START Data provided

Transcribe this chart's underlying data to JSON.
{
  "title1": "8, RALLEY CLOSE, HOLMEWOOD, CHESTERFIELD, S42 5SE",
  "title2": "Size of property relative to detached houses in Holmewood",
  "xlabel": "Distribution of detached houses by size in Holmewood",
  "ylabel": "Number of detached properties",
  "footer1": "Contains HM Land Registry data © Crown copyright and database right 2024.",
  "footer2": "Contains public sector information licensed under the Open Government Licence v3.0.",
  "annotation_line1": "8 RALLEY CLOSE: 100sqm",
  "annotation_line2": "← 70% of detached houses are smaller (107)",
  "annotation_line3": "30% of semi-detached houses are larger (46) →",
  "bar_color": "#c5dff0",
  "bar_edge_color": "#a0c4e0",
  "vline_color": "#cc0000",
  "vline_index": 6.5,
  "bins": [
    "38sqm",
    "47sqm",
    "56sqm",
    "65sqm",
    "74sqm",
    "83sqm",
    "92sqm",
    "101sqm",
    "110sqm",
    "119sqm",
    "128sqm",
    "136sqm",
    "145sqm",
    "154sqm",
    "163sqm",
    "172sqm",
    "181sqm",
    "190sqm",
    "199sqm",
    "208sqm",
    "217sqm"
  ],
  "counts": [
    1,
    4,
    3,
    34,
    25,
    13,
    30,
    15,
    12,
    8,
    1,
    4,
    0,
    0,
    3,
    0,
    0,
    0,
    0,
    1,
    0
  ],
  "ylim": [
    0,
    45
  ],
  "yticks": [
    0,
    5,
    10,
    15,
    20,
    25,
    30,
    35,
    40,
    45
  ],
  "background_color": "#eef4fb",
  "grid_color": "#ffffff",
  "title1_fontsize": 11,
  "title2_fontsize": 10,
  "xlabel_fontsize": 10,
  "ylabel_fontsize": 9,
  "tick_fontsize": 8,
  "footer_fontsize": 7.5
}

END Data provided

- [Problem to work on]: Transcribe each record exactly. Leave nothing out.

- [The completed task]:
Transcribe this chart's underlying data to JSON.
{
  "title1": "8, RALLEY CLOSE, HOLMEWOOD, CHESTERFIELD, S42 5SE",
  "title2": "Size of property relative to detached houses in Holmewood",
  "xlabel": "Distribution of detached houses by size in Holmewood",
  "ylabel": "Number of detached properties",
  "footer1": "Contains HM Land Registry data © Crown copyright and database right 2024.",
  "footer2": "Contains public sector information licensed under the Open Government Licence v3.0.",
  "annotation_line1": "8 RALLEY CLOSE: 100sqm",
  "annotation_line2": "← 70% of detached houses are smaller (107)",
  "annotation_line3": "30% of semi-detached houses are larger (46) →",
  "bar_color": "#c5dff0",
  "bar_edge_color": "#a0c4e0",
  "vline_color": "#cc0000",
  "vline_index": 6.5,
  "bins": [
    "38sqm",
    "47sqm",
    "56sqm",
    "65sqm",
    "74sqm",
    "83sqm",
    "92sqm",
    "101sqm",
    "110sqm",
    "119sqm",
    "128sqm",
    "136sqm",
    "145sqm",
    "154sqm",
    "163sqm",
    "172sqm",
    "181sqm",
    "190sqm",
    "199sqm",
    "208sqm",
    "217sqm"
  ],
  "counts": [
    1,
    4,
    3,
    34,
    25,
    13,
    30,
    15,
    12,
    8,
    1,
    4,
    0,
    0,
    3,
    0,
    0,
    0,
    0,
    1,
    0
  ],
  "ylim": [
    0,
    45
  ],
  "yticks": [
    0,
    5,
    10,
    15,
    20,
    25,
    30,
    35,
    40,
    45
  ],
  "background_color": "#eef4fb",
  "grid_color": "#ffffff",
  "title1_fontsize": 11,
  "title2_fontsize": 10,
  "xlabel_fontsize": 10,
  "ylabel_fontsize": 9,
  "tick_fontsize": 8,
  "footer_fontsize": 7.5
}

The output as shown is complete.